#### STATED PROBLEM
Transcribe the records exactly. Pictures do not belong in the transcription.

◆ ◆ ◆ ◆

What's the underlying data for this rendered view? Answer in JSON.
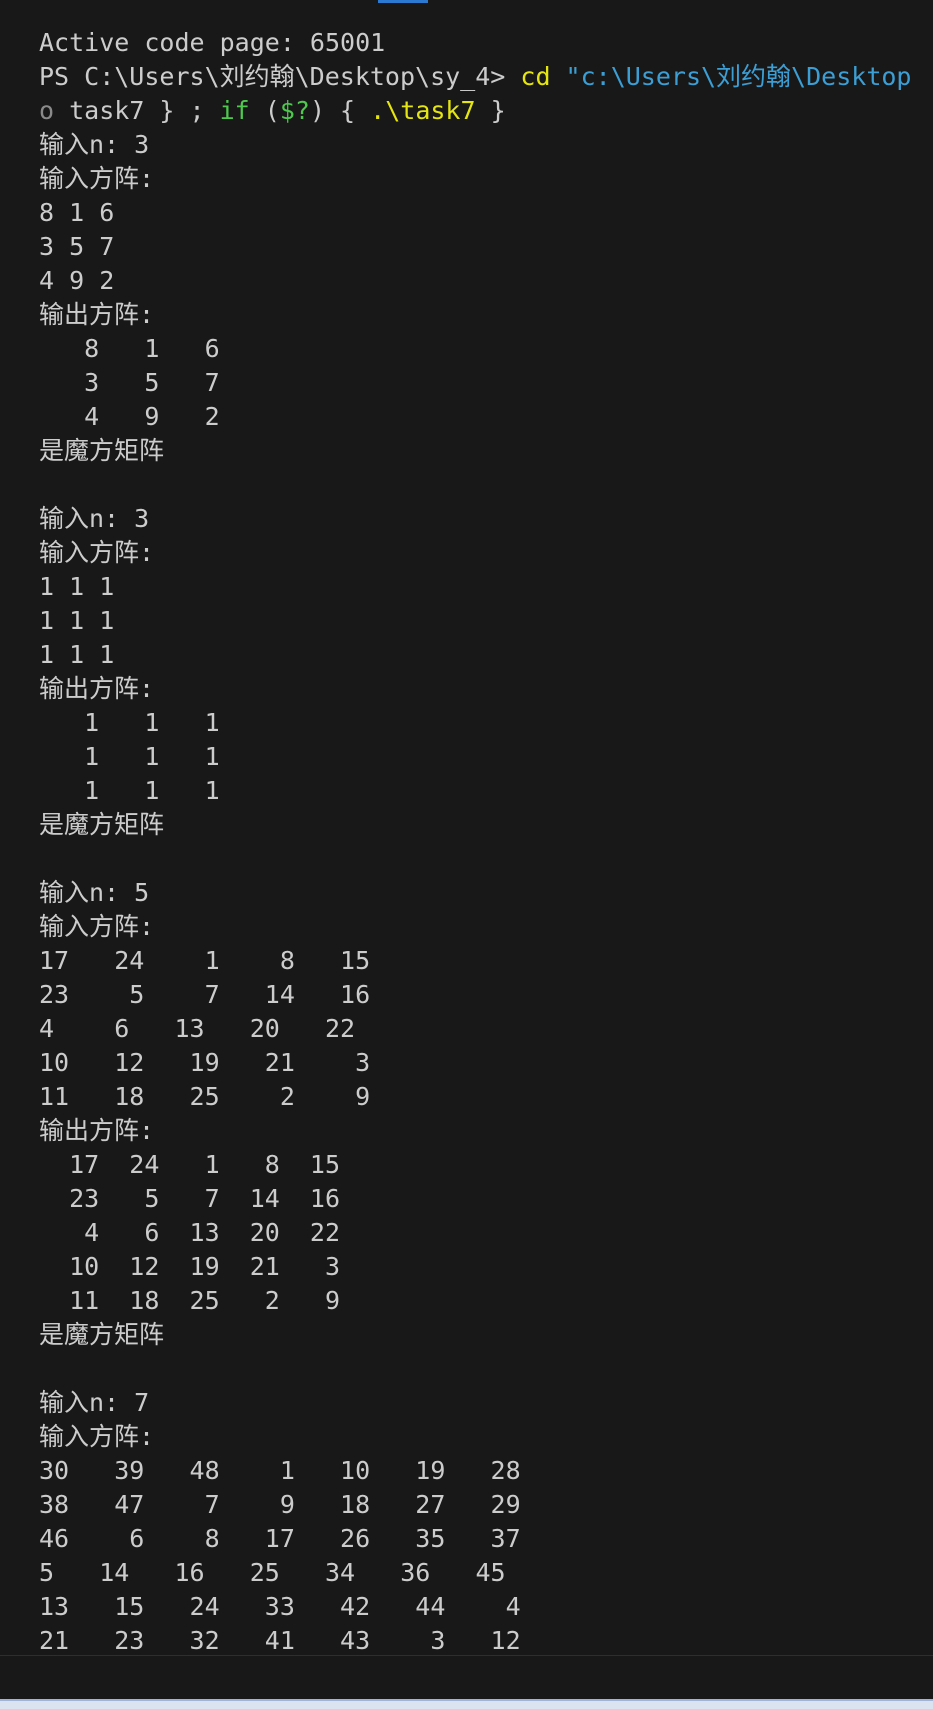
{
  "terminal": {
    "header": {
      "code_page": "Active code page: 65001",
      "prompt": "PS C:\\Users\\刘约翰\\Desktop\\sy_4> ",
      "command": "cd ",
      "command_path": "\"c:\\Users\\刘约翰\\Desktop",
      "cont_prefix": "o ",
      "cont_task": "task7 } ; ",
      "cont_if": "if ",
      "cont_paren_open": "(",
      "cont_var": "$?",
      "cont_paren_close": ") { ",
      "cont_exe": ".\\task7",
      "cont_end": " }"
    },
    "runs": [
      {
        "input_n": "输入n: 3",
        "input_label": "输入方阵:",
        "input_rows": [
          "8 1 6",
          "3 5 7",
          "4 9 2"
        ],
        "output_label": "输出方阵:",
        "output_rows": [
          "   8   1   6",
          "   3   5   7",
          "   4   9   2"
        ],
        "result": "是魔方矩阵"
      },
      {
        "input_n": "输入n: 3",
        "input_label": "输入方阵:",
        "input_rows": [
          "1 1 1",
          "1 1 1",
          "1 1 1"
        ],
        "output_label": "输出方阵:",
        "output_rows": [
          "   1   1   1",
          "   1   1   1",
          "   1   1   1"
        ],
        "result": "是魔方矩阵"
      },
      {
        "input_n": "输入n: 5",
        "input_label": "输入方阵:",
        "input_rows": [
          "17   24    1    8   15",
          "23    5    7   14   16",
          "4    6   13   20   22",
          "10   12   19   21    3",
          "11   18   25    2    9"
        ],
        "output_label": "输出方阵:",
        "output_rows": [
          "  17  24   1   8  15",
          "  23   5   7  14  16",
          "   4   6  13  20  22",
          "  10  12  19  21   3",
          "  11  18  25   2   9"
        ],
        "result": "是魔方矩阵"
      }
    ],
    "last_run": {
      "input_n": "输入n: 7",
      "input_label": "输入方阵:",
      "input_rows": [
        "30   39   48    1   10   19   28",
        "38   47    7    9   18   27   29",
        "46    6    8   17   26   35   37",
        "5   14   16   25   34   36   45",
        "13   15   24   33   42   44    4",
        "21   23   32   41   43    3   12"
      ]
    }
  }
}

◆ ◆ ◆ ◆

#### COMPLETED TASK
What's the underlying data for this rendered view? Answer in JSON.
{
  "terminal": {
    "header": {
      "code_page": "Active code page: 65001",
      "prompt": "PS C:\\Users\\刘约翰\\Desktop\\sy_4> ",
      "command": "cd ",
      "command_path": "\"c:\\Users\\刘约翰\\Desktop",
      "cont_prefix": "o ",
      "cont_task": "task7 } ; ",
      "cont_if": "if ",
      "cont_paren_open": "(",
      "cont_var": "$?",
      "cont_paren_close": ") { ",
      "cont_exe": ".\\task7",
      "cont_end": " }"
    },
    "runs": [
      {
        "input_n": "输入n: 3",
        "input_label": "输入方阵:",
        "input_rows": [
          "8 1 6",
          "3 5 7",
          "4 9 2"
        ],
        "output_label": "输出方阵:",
        "output_rows": [
          "   8   1   6",
          "   3   5   7",
          "   4   9   2"
        ],
        "result": "是魔方矩阵"
      },
      {
        "input_n": "输入n: 3",
        "input_label": "输入方阵:",
        "input_rows": [
          "1 1 1",
          "1 1 1",
          "1 1 1"
        ],
        "output_label": "输出方阵:",
        "output_rows": [
          "   1   1   1",
          "   1   1   1",
          "   1   1   1"
        ],
        "result": "是魔方矩阵"
      },
      {
        "input_n": "输入n: 5",
        "input_label": "输入方阵:",
        "input_rows": [
          "17   24    1    8   15",
          "23    5    7   14   16",
          "4    6   13   20   22",
          "10   12   19   21    3",
          "11   18   25    2    9"
        ],
        "output_label": "输出方阵:",
        "output_rows": [
          "  17  24   1   8  15",
          "  23   5   7  14  16",
          "   4   6  13  20  22",
          "  10  12  19  21   3",
          "  11  18  25   2   9"
        ],
        "result": "是魔方矩阵"
      }
    ],
    "last_run": {
      "input_n": "输入n: 7",
      "input_label": "输入方阵:",
      "input_rows": [
        "30   39   48    1   10   19   28",
        "38   47    7    9   18   27   29",
        "46    6    8   17   26   35   37",
        "5   14   16   25   34   36   45",
        "13   15   24   33   42   44    4",
        "21   23   32   41   43    3   12"
      ]
    }
  }
}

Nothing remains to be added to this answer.